* Exercise requirements:
Repeat every record below exactly as written.

----------

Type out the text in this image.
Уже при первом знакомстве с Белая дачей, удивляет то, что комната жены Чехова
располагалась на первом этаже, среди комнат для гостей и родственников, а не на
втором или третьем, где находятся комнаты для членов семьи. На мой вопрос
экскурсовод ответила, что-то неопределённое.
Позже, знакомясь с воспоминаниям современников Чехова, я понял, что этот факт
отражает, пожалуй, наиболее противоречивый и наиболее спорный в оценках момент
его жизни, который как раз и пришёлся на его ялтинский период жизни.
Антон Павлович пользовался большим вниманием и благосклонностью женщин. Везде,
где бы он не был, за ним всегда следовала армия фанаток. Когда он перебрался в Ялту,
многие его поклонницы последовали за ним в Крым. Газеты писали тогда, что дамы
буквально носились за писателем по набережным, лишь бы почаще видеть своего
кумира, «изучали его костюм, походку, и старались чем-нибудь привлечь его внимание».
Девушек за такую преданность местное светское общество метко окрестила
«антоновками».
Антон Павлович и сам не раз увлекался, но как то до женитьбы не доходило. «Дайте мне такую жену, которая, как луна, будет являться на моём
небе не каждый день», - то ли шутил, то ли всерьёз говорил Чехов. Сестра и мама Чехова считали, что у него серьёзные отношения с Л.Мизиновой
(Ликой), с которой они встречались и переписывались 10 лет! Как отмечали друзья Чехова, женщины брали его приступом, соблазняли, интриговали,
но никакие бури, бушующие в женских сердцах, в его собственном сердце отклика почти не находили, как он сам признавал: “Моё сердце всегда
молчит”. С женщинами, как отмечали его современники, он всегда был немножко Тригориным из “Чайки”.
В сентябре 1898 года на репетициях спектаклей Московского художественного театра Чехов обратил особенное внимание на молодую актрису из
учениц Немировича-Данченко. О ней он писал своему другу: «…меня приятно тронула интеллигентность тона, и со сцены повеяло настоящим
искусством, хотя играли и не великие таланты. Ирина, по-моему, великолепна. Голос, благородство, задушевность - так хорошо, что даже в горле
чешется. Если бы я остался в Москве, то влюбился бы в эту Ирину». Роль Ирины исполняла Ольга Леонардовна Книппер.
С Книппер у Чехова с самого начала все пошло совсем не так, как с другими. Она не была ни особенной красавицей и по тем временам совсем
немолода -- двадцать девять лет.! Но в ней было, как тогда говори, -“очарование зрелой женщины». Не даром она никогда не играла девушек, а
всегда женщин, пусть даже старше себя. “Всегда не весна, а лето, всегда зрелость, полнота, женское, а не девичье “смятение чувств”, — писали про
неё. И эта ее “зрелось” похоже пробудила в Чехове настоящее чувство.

----------

* Task solution:
Type out the text in this image.
Уже при первом знакомстве с Белая дачей, удивляет то, что комната жены Чехова
располагалась на первом этаже, среди комнат для гостей и родственников, а не на
втором или третьем, где находятся комнаты для членов семьи. На мой вопрос
экскурсовод ответила, что-то неопределённое.
Позже, знакомясь с воспоминаниям современников Чехова, я понял, что этот факт
отражает, пожалуй, наиболее противоречивый и наиболее спорный в оценках момент
его жизни, который как раз и пришёлся на его ялтинский период жизни.
Антон Павлович пользовался большим вниманием и благосклонностью женщин. Везде,
где бы он не был, за ним всегда следовала армия фанаток. Когда он перебрался в Ялту,
многие его поклонницы последовали за ним в Крым. Газеты писали тогда, что дамы
буквально носились за писателем по набережным, лишь бы почаще видеть своего
кумира, «изучали его костюм, походку, и старались чем-нибудь привлечь его внимание».
Девушек за такую преданность местное светское общество метко окрестила
«антоновками».
Антон Павлович и сам не раз увлекался, но как то до женитьбы не доходило. «Дайте мне такую жену, которая, как луна, будет являться на моём
небе не каждый день», - то ли шутил, то ли всерьёз говорил Чехов. Сестра и мама Чехова считали, что у него серьёзные отношения с Л.Мизиновой
(Ликой), с которой они встречались и переписывались 10 лет! Как отмечали друзья Чехова, женщины брали его приступом, соблазняли, интриговали,
но никакие бури, бушующие в женских сердцах, в его собственном сердце отклика почти не находили, как он сам признавал: “Моё сердце всегда
молчит”. С женщинами, как отмечали его современники, он всегда был немножко Тригориным из “Чайки”.
В сентябре 1898 года на репетициях спектаклей Московского художественного театра Чехов обратил особенное внимание на молодую актрису из
учениц Немировича-Данченко. О ней он писал своему другу: «…меня приятно тронула интеллигентность тона, и со сцены повеяло настоящим
искусством, хотя играли и не великие таланты. Ирина, по-моему, великолепна. Голос, благородство, задушевность - так хорошо, что даже в горле
чешется. Если бы я остался в Москве, то влюбился бы в эту Ирину». Роль Ирины исполняла Ольга Леонардовна Книппер.
С Книппер у Чехова с самого начала все пошло совсем не так, как с другими. Она не была ни особенной красавицей и по тем временам совсем
немолода -- двадцать девять лет.! Но в ней было, как тогда говори, -“очарование зрелой женщины». Не даром она никогда не играла девушек, а
всегда женщин, пусть даже старше себя. “Всегда не весна, а лето, всегда зрелость, полнота, женское, а не девичье “смятение чувств”, — писали про
неё. И эта ее “зрелось” похоже пробудила в Чехове настоящее чувство.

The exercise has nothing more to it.